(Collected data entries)
^^^^

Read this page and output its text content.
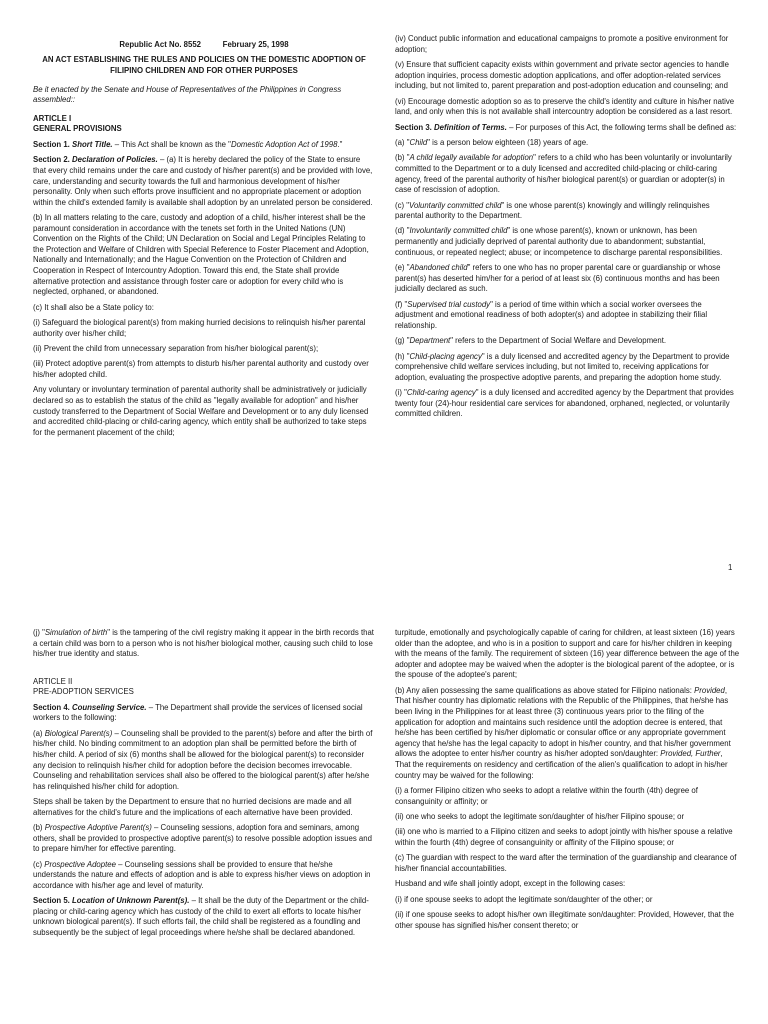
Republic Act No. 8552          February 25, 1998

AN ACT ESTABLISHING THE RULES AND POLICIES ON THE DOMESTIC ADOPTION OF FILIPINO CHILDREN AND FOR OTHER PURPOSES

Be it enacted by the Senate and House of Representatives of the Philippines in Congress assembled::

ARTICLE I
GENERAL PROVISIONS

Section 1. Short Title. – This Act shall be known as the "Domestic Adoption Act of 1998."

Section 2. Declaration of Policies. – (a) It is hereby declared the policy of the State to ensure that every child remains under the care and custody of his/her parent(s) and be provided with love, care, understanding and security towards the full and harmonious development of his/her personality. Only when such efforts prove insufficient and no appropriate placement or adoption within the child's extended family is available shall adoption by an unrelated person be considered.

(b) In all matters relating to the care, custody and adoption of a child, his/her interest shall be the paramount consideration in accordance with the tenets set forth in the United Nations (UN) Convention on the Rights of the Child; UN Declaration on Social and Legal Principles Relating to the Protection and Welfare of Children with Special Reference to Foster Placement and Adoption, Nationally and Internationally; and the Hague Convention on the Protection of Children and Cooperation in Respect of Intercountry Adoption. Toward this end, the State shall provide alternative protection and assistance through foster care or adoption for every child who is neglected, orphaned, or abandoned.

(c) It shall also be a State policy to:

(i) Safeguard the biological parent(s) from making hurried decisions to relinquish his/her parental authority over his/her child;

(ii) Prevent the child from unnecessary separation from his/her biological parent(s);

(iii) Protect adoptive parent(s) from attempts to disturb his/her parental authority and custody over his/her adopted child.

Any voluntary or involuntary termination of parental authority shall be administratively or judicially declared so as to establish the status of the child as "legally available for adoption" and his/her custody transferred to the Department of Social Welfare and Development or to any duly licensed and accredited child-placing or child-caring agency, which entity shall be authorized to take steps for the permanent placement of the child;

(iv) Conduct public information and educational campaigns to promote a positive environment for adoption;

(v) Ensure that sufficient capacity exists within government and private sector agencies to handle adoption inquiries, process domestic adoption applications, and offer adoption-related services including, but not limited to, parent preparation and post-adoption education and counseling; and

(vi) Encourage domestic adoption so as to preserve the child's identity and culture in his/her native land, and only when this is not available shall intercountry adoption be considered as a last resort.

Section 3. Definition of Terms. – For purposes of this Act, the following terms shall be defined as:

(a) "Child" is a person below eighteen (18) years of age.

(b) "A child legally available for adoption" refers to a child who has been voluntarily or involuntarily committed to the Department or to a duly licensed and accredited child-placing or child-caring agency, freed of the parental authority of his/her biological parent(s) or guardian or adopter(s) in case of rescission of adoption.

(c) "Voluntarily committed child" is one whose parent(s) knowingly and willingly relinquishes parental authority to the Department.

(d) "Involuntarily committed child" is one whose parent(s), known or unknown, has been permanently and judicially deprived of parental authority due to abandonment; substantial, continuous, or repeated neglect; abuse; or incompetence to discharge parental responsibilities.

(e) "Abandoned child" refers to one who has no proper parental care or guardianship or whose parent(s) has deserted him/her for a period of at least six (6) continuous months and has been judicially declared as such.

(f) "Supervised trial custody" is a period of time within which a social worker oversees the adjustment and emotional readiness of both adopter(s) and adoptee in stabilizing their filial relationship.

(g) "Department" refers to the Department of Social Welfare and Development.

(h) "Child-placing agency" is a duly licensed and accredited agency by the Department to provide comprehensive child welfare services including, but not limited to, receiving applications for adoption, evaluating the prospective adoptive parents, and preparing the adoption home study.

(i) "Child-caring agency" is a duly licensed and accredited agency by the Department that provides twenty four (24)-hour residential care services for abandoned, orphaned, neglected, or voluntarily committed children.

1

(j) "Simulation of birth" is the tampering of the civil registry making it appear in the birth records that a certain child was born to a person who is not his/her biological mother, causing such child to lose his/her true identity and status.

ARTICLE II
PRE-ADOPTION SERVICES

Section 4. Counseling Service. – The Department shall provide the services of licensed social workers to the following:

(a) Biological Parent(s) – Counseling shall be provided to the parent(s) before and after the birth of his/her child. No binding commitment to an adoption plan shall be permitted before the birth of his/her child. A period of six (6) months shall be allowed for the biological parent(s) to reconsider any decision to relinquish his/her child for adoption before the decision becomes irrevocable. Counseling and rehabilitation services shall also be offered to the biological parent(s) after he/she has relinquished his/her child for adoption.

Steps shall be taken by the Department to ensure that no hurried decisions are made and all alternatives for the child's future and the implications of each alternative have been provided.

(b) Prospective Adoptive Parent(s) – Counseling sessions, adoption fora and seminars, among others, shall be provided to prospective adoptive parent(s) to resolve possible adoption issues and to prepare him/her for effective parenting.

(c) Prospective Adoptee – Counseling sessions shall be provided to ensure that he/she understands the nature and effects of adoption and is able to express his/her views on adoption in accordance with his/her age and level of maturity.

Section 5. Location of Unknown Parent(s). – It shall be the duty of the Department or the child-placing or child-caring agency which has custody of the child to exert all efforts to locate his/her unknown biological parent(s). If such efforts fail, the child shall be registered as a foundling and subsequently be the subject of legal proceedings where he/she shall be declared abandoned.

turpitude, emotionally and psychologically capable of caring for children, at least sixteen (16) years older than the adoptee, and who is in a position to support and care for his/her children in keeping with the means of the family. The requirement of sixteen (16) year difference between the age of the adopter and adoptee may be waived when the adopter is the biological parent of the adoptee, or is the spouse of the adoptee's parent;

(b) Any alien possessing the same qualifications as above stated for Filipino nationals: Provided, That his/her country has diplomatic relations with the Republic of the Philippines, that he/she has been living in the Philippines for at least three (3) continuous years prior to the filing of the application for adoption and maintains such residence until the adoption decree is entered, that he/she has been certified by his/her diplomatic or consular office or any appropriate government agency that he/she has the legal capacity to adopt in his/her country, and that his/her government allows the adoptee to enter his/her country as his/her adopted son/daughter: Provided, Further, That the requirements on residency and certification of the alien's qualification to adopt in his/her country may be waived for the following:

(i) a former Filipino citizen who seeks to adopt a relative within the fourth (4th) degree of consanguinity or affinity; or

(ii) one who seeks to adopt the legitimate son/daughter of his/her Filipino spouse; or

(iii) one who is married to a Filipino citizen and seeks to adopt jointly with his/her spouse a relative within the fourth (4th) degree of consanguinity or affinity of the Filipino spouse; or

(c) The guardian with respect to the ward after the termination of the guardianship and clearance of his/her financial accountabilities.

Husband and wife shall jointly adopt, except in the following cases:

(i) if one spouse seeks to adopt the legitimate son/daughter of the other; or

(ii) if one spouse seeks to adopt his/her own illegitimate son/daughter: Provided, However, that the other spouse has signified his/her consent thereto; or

^^^^

Search the listing for the word "identity". Copy every line in which it occurs.

**TASK OUTPUT:**
(vi) Encourage domestic adoption so as to preserve the child's identity and culture in his/her native land, and only when this is not available shall intercountry adoption be considered as a last resort.
(j) "Simulation of birth" is the tampering of the civil registry making it appear in the birth records that a certain child was born to a person who is not his/her biological mother, causing such child to lose his/her true identity and status.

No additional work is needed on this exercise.